Return all lines below containing the word "text".

___

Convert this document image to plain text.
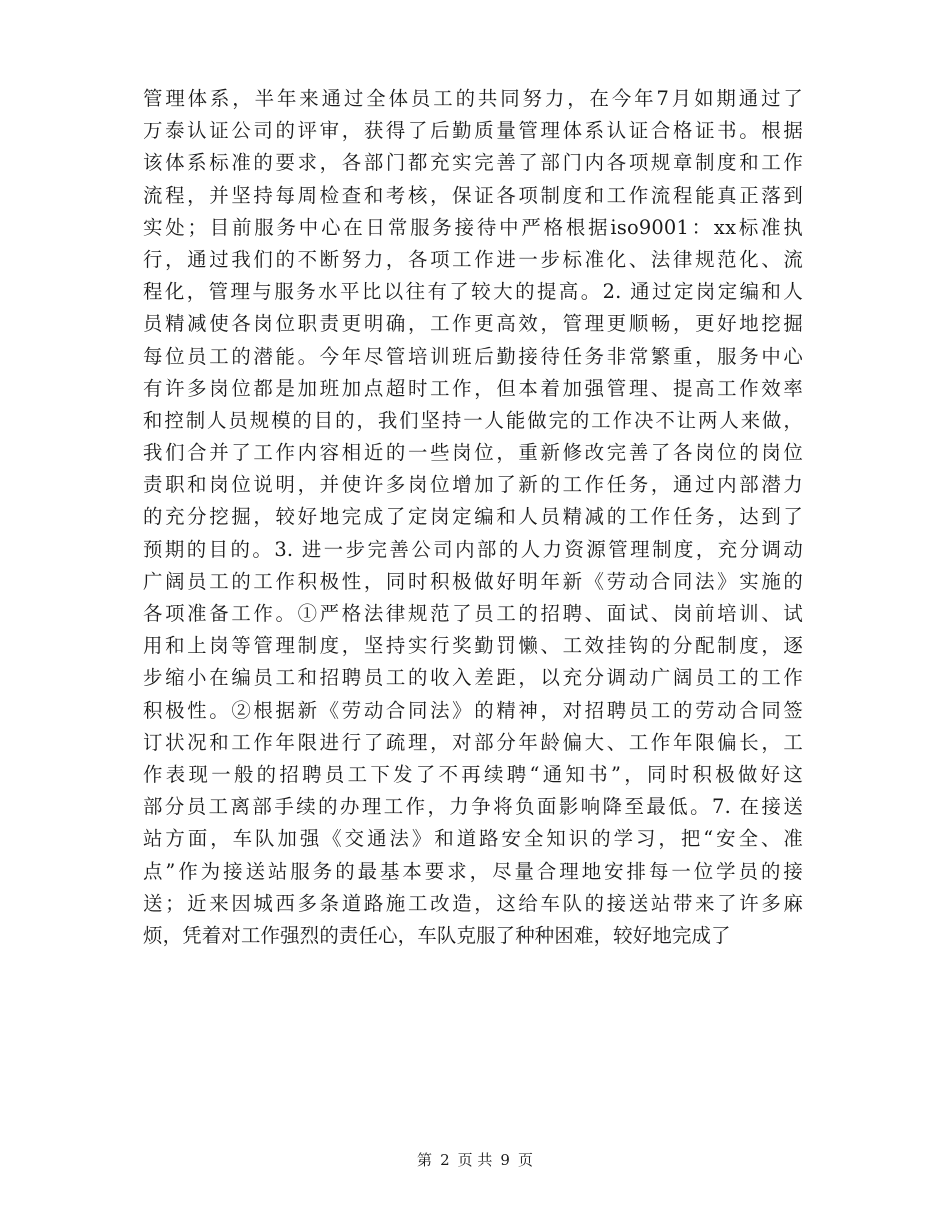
管理体系，半年来通过全体员工的共同努力，在今年7月如期通过了
万泰认证公司的评审，获得了后勤质量管理体系认证合格证书。根据
该体系标准的要求，各部门都充实完善了部门内各项规章制度和工作
流程，并坚持每周检查和考核，保证各项制度和工作流程能真正落到
实处；目前服务中心在日常服务接待中严格根据iso9001：xx标准执
行，通过我们的不断努力，各项工作进一步标准化、法律规范化、流
程化，管理与服务水平比以往有了较大的提高。2. 通过定岗定编和人
员精减使各岗位职责更明确，工作更高效，管理更顺畅，更好地挖掘
每位员工的潜能。今年尽管培训班后勤接待任务非常繁重，服务中心
有许多岗位都是加班加点超时工作，但本着加强管理、提高工作效率
和控制人员规模的目的，我们坚持一人能做完的工作决不让两人来做，
我们合并了工作内容相近的一些岗位，重新修改完善了各岗位的岗位
责职和岗位说明，并使许多岗位增加了新的工作任务，通过内部潜力
的充分挖掘，较好地完成了定岗定编和人员精减的工作任务，达到了
预期的目的。3. 进一步完善公司内部的人力资源管理制度，充分调动
广阔员工的工作积极性，同时积极做好明年新《劳动合同法》实施的
各项准备工作。①严格法律规范了员工的招聘、面试、岗前培训、试
用和上岗等管理制度，坚持实行奖勤罚懒、工效挂钩的分配制度，逐
步缩小在编员工和招聘员工的收入差距，以充分调动广阔员工的工作
积极性。②根据新《劳动合同法》的精神，对招聘员工的劳动合同签
订状况和工作年限进行了疏理，对部分年龄偏大、工作年限偏长，工
作表现一般的招聘员工下发了不再续聘“通知书”，同时积极做好这
部分员工离部手续的办理工作，力争将负面影响降至最低。7. 在接送
站方面，车队加强《交通法》和道路安全知识的学习，把“安全、准
点”作为接送站服务的最基本要求，尽量合理地安排每一位学员的接
送；近来因城西多条道路施工改造，这给车队的接送站带来了许多麻
烦，凭着对工作强烈的责任心，车队克服了种种困难，较好地完成了
第 2 页 共 9 页
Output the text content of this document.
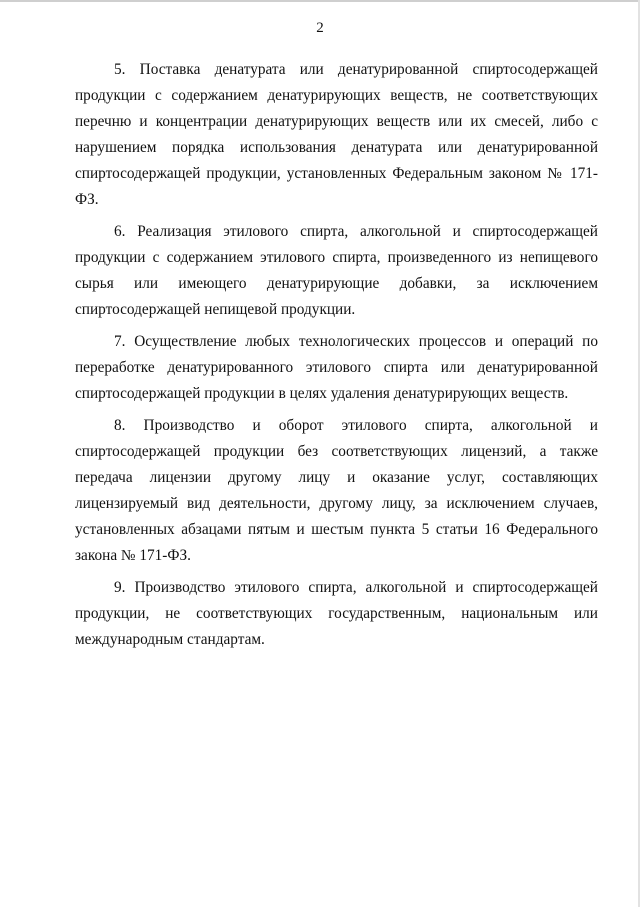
2

5. Поставка денатурата или денатурированной спиртосодержащей продукции с содержанием денатурирующих веществ, не соответствующих перечню и концентрации денатурирующих веществ или их смесей, либо с нарушением порядка использования денатурата или денатурированной спиртосодержащей продукции, установленных Федеральным законом № 171-ФЗ.

6. Реализация этилового спирта, алкогольной и спиртосодержащей продукции с содержанием этилового спирта, произведенного из непищевого сырья или имеющего денатурирующие добавки, за исключением спиртосодержащей непищевой продукции.

7. Осуществление любых технологических процессов и операций по переработке денатурированного этилового спирта или денатурированной спиртосодержащей продукции в целях удаления денатурирующих веществ.

8. Производство и оборот этилового спирта, алкогольной и спиртосодержащей продукции без соответствующих лицензий, а также передача лицензии другому лицу и оказание услуг, составляющих лицензируемый вид деятельности, другому лицу, за исключением случаев, установленных абзацами пятым и шестым пункта 5 статьи 16 Федерального закона № 171-ФЗ.

9. Производство этилового спирта, алкогольной и спиртосодержащей продукции, не соответствующих государственным, национальным или международным стандартам.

___

Worked answer >>
Convert this document image to plain text.
Output the text content of this document.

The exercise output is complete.